==== Supplied material
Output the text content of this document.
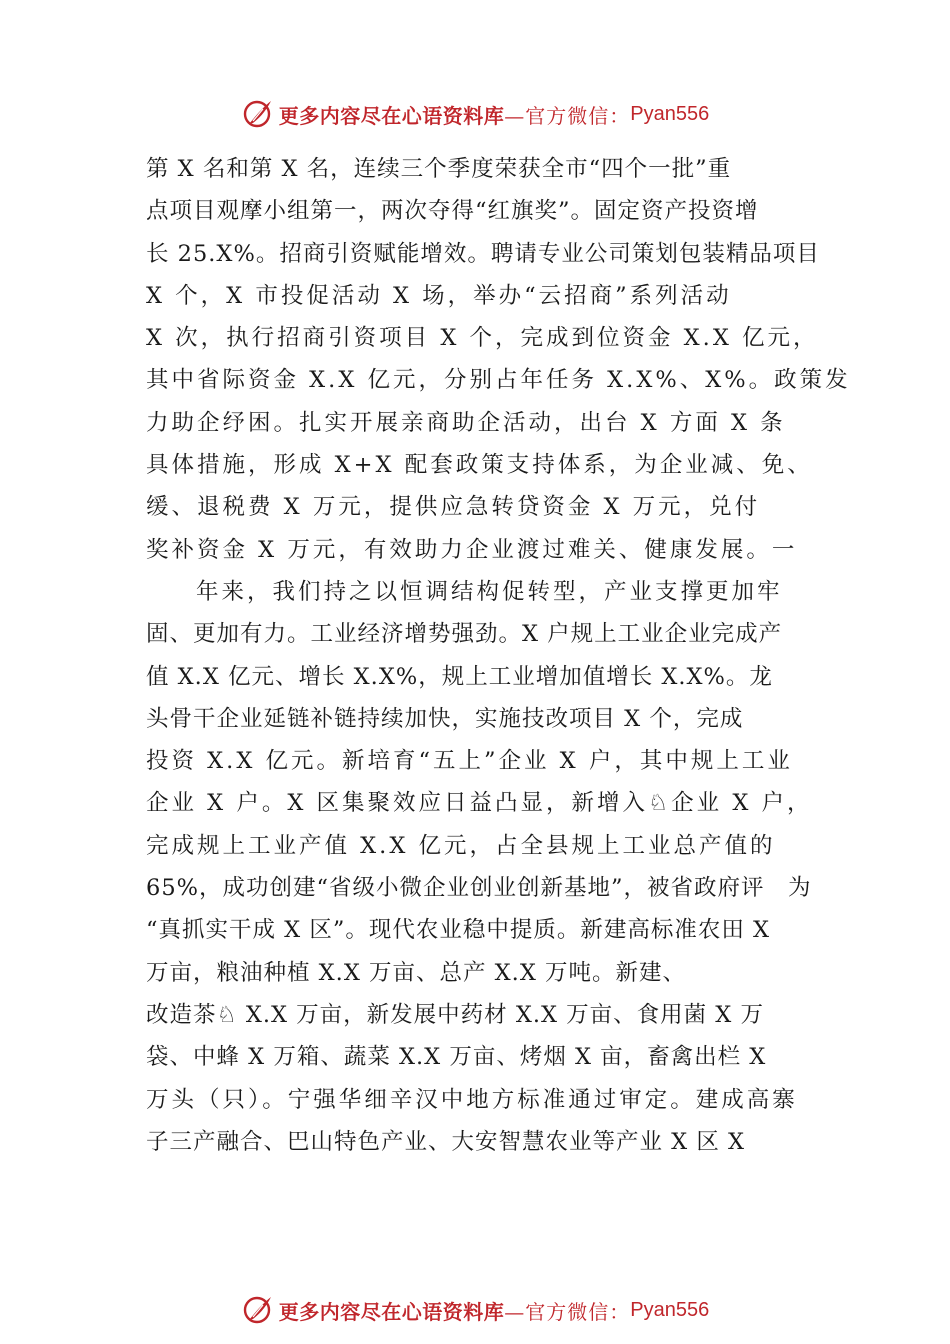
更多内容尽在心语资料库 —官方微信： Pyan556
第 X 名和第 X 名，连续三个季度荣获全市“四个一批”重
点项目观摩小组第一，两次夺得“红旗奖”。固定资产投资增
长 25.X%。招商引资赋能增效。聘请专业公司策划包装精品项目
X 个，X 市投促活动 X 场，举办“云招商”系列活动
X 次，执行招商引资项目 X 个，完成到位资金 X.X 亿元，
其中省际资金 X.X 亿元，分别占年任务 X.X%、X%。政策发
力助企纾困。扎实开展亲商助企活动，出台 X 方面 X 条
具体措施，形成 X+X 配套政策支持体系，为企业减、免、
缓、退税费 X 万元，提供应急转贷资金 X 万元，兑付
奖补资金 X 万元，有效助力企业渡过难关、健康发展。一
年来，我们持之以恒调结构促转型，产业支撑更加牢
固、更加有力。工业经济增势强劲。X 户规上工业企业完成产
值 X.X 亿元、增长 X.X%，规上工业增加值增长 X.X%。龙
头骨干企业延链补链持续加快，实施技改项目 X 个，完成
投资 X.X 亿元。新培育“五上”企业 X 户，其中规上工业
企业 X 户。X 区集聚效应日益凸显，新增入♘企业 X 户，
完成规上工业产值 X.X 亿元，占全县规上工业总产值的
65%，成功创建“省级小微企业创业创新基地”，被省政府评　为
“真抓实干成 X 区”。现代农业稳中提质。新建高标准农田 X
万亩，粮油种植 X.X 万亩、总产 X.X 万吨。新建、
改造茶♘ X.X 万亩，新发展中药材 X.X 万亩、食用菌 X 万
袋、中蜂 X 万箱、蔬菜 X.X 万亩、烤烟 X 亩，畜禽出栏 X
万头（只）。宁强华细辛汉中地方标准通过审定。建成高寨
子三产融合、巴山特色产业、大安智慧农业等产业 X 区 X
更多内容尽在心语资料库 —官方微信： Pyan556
========
Keep every word of the data as it is when you write it out, but drop the pictures.

Output the text content of this document.
更多内容尽在心语资料库 —官方微信： Pyan556
第 X 名和第 X 名，连续三个季度荣获全市“四个一批”重
点项目观摩小组第一，两次夺得“红旗奖”。固定资产投资增
长 25.X%。招商引资赋能增效。聘请专业公司策划包装精品项目
X 个，X 市投促活动 X 场，举办“云招商”系列活动
X 次，执行招商引资项目 X 个，完成到位资金 X.X 亿元，
其中省际资金 X.X 亿元，分别占年任务 X.X%、X%。政策发
力助企纾困。扎实开展亲商助企活动，出台 X 方面 X 条
具体措施，形成 X+X 配套政策支持体系，为企业减、免、
缓、退税费 X 万元，提供应急转贷资金 X 万元，兑付
奖补资金 X 万元，有效助力企业渡过难关、健康发展。一
年来，我们持之以恒调结构促转型，产业支撑更加牢
固、更加有力。工业经济增势强劲。X 户规上工业企业完成产
值 X.X 亿元、增长 X.X%，规上工业增加值增长 X.X%。龙
头骨干企业延链补链持续加快，实施技改项目 X 个，完成
投资 X.X 亿元。新培育“五上”企业 X 户，其中规上工业
企业 X 户。X 区集聚效应日益凸显，新增入♘企业 X 户，
完成规上工业产值 X.X 亿元，占全县规上工业总产值的
65%，成功创建“省级小微企业创业创新基地”，被省政府评　为
“真抓实干成 X 区”。现代农业稳中提质。新建高标准农田 X
万亩，粮油种植 X.X 万亩、总产 X.X 万吨。新建、
改造茶♘ X.X 万亩，新发展中药材 X.X 万亩、食用菌 X 万
袋、中蜂 X 万箱、蔬菜 X.X 万亩、烤烟 X 亩，畜禽出栏 X
万头（只）。宁强华细辛汉中地方标准通过审定。建成高寨
子三产融合、巴山特色产业、大安智慧农业等产业 X 区 X
更多内容尽在心语资料库 —官方微信： Pyan556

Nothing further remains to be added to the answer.